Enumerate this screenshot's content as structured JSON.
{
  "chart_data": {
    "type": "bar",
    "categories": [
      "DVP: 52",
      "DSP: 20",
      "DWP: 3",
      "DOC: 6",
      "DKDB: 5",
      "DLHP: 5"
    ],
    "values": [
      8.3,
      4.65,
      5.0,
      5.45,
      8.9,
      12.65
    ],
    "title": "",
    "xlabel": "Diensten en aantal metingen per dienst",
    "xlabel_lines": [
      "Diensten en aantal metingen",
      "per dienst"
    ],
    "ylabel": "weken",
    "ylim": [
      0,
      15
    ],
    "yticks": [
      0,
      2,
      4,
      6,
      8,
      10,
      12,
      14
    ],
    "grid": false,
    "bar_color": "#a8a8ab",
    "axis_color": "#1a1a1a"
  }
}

#### TASK BRIEF:
Write out the whole listing again, exactly as it stands.

#### TASK OUTPUT:
Enumerate this screenshot's content as structured JSON.
{
  "chart_data": {
    "type": "bar",
    "categories": [
      "DVP: 52",
      "DSP: 20",
      "DWP: 3",
      "DOC: 6",
      "DKDB: 5",
      "DLHP: 5"
    ],
    "values": [
      8.3,
      4.65,
      5.0,
      5.45,
      8.9,
      12.65
    ],
    "title": "",
    "xlabel": "Diensten en aantal metingen per dienst",
    "xlabel_lines": [
      "Diensten en aantal metingen",
      "per dienst"
    ],
    "ylabel": "weken",
    "ylim": [
      0,
      15
    ],
    "yticks": [
      0,
      2,
      4,
      6,
      8,
      10,
      12,
      14
    ],
    "grid": false,
    "bar_color": "#a8a8ab",
    "axis_color": "#1a1a1a"
  }
}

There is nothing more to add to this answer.